■ SHORT TASK:
Wherever "Salvadorans" appears in a line, list that line.

■ Records from a collection of figures:
----

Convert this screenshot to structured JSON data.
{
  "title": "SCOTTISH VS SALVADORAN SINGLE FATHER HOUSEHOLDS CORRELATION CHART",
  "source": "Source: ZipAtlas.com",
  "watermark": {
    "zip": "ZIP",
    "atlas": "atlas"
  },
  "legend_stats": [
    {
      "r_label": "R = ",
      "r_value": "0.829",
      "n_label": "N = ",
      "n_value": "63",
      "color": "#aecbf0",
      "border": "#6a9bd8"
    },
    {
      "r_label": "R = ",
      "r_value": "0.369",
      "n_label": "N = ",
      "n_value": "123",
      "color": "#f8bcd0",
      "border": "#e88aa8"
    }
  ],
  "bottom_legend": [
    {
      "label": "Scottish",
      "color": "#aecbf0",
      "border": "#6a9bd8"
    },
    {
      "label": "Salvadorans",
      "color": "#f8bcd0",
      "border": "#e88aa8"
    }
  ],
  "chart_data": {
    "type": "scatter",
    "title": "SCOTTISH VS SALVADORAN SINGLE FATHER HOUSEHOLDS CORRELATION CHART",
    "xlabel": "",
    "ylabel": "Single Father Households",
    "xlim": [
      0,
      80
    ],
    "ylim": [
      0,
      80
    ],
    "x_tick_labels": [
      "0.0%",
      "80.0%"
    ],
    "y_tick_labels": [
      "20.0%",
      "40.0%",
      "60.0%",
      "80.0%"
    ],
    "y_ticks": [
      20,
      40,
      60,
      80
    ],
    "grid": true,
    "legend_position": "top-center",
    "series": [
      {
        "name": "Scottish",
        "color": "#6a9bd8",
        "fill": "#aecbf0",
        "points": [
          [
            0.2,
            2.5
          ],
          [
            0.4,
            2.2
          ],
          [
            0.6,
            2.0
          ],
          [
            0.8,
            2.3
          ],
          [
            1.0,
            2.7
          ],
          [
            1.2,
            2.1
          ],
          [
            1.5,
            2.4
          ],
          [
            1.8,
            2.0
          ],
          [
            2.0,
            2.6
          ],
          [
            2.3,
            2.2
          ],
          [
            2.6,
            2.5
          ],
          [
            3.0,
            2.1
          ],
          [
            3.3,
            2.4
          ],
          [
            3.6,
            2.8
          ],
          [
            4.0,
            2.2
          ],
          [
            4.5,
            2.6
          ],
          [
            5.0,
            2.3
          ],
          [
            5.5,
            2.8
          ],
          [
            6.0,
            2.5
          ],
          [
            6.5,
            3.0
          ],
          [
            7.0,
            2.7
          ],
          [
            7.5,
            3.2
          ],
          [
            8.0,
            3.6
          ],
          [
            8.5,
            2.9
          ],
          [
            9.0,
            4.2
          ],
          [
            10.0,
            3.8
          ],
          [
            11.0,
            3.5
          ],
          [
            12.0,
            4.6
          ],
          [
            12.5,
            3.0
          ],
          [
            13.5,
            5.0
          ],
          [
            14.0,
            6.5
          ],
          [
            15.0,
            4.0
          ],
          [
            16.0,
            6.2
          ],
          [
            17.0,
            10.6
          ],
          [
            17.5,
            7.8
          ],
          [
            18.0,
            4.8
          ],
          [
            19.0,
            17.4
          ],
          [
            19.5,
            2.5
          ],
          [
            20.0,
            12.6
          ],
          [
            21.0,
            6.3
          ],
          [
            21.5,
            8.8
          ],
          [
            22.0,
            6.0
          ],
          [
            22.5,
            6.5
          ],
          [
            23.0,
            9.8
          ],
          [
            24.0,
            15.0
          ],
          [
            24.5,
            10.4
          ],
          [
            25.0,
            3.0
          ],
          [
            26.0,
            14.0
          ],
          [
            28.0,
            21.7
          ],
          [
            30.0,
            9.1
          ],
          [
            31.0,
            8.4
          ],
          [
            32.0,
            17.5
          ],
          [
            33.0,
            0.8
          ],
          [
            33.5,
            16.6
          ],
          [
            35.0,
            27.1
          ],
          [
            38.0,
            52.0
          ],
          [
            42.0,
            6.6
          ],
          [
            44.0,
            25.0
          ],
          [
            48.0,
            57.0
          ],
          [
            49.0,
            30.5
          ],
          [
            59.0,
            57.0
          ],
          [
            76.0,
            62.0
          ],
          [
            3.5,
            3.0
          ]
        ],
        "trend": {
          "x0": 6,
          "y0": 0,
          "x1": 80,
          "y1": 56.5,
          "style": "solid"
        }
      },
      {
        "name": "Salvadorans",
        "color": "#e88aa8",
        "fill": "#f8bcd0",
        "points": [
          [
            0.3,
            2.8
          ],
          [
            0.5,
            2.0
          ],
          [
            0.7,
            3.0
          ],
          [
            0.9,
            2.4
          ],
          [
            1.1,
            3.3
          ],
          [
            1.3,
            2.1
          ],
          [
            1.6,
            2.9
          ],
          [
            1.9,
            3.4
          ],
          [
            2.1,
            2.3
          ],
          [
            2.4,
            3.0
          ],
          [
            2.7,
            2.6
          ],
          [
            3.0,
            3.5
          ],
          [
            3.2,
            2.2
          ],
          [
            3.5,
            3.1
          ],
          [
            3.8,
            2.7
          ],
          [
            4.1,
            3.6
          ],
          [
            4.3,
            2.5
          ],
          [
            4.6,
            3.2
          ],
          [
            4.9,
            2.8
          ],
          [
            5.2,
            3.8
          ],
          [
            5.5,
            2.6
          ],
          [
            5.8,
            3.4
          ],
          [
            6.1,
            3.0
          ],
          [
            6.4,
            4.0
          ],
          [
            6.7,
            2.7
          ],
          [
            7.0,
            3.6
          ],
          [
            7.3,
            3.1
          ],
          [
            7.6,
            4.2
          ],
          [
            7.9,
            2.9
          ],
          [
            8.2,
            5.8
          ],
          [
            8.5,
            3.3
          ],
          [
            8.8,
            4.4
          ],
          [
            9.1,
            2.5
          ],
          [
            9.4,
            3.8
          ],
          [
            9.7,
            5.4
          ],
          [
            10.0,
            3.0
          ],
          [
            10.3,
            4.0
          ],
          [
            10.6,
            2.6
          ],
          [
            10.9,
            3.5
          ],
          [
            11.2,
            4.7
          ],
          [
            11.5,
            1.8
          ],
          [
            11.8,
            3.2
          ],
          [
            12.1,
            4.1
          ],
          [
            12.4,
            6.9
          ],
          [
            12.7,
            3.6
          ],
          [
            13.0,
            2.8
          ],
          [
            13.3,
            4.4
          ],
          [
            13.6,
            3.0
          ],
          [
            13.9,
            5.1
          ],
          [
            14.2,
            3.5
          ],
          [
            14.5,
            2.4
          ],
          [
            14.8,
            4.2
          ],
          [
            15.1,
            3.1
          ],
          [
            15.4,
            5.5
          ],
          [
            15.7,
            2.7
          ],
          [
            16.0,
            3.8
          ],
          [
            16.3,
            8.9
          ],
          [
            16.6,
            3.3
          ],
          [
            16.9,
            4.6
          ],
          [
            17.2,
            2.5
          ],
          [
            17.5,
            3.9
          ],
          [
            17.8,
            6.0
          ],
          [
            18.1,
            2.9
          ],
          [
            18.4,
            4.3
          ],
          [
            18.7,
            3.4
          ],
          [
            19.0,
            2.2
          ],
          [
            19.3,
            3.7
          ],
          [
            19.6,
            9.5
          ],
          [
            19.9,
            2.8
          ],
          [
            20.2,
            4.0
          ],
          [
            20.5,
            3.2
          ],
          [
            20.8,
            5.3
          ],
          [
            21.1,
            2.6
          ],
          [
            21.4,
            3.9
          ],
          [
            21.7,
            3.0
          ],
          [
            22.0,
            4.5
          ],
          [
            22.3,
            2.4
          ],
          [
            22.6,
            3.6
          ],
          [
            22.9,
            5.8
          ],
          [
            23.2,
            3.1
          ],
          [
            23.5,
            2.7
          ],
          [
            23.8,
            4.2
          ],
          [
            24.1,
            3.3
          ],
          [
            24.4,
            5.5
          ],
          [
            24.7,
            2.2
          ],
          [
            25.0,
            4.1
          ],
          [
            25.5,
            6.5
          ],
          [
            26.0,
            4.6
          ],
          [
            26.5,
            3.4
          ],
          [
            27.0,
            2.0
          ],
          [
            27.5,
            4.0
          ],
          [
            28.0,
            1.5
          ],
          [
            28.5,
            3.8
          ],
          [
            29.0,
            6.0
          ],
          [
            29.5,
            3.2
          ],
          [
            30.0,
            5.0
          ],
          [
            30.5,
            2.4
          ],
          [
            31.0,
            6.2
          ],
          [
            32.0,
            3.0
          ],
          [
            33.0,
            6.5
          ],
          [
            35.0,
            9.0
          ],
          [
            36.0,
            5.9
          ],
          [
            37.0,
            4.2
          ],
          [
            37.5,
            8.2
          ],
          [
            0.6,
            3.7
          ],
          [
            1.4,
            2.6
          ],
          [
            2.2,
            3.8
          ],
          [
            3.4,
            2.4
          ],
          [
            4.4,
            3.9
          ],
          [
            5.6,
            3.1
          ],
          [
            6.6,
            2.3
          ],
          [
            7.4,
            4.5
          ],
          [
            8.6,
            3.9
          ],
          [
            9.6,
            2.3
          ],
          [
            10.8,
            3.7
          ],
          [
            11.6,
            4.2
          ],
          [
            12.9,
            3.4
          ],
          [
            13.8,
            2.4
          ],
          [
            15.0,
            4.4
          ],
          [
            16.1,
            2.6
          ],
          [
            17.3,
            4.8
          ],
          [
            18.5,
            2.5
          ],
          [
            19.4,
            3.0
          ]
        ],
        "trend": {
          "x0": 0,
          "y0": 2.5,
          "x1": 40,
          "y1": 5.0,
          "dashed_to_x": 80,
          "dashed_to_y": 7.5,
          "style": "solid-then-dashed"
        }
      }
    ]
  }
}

----

■ REPLY:
      "label": "Salvadorans",
        "name": "Salvadorans",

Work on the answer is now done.